Exercise tasks:
1. List every term or phrase that appears inside double quotation marks in the email thread about the utf8.c patch below.
2. Write the next part of the email thread about the utf8.c patch below, picking up after its final line.

>> Start Text shown

On 16/04/2014 07:48, Torsten Bögershausen wrote:
On 15.04.14 21:10, Peter Krefting wrote:
Torsten Bögershausen:
diff --git a/utf8.c b/utf8.c
index a831d50..77c28d4 100644
--- a/utf8.c
+++ b/utf8.c
Is there a script that generates this code from the Unicode database files, or did you hand-update it?
Some of the code points which have "0 length on the display" are called
"combining", others are called "vowels" or "accents".
E.g. 5BF is not marked any of them, but if you look at the glyph, it should
be combining (please correct me if that is wrong).
Indeed it is combining (more specifically it has General Category
"Nonspacing_Mark" = "Mn").
If I could have found a file which indicates for each code point, what it
is, I could write a script.

>> End Text shown
>> Start Extracted material

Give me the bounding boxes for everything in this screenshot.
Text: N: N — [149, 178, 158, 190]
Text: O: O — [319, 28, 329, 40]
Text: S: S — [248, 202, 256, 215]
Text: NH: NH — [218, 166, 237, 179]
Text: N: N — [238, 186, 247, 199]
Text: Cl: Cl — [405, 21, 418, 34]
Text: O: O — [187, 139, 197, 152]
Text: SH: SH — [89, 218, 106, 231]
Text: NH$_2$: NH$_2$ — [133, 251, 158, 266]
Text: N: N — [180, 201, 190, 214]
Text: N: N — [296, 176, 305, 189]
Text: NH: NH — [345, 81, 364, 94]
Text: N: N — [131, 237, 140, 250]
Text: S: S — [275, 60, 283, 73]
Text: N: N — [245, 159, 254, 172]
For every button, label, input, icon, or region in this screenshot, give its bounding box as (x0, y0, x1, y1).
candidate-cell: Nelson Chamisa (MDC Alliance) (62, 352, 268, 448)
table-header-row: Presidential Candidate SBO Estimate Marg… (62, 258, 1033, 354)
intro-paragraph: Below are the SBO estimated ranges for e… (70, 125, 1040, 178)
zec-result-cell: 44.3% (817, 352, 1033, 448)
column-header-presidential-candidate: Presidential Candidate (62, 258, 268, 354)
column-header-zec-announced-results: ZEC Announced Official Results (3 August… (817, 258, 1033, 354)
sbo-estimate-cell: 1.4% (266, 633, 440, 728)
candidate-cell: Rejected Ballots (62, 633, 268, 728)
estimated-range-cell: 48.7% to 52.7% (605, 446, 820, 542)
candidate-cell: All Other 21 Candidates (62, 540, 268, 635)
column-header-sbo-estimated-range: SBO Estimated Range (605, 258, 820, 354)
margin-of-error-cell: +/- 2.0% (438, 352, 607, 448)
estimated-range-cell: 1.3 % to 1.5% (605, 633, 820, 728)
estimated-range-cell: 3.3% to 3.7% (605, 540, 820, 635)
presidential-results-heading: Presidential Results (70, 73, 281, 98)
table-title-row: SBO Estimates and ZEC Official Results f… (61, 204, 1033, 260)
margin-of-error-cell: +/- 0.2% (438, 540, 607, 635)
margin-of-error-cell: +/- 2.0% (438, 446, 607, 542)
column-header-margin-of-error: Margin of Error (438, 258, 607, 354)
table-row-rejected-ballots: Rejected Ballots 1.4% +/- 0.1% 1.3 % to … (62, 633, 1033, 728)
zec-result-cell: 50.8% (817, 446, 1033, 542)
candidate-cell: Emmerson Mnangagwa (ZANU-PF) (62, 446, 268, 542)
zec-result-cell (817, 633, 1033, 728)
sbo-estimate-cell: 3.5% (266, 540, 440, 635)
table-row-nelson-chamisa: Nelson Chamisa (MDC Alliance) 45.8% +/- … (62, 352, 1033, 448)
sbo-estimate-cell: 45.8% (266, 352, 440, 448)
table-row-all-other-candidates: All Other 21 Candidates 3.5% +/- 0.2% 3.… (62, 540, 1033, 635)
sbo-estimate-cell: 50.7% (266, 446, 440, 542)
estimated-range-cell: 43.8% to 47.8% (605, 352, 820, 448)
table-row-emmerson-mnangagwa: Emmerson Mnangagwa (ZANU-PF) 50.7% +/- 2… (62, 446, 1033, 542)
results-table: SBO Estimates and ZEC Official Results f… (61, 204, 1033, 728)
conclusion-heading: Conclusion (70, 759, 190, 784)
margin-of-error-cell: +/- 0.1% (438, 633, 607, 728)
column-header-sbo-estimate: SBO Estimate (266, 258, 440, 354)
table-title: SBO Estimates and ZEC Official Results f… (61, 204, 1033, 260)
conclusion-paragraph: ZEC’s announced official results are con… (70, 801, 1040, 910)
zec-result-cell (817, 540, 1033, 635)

>> End Extracted material

Answers by task:
1.
"0 length on the display"
"combining"
"vowels"
"accents"
"Nonspacing_Mark"
"Mn"

2.
The most complete and machine-readable data are in these files:
http://www.unicode.org/Public/UCD/latest/ucd/UnicodeData.txt
http://www.unicode.org/Public/UCD/latest/ucd/EastAsianWidth.txt
The general categories can also be seen more legibly in:
http://www.unicode.org/Public/UCD/latest/ucd/extracted/DerivedGeneralCategory.txt
For docs, see:
http://www.unicode.org/reports/tr44/
http://www.unicode.org/reports/tr11/
http://www.unicode.org/ucd/
The existing utf8.c comments describe the attributes being selected from
the tables (general categories "Cf","Mn","Me", East Asian Width "W",
"F"). And they suggest that the combining character table was originally
auto-generated from UnicodeData.txt with a "uniset" tool. Presumably this?
https://github.com/depp/uniset
The fullwidth-checking code looks like it was done by hand, although
apparently uniset can process EastAsianWidth.txt.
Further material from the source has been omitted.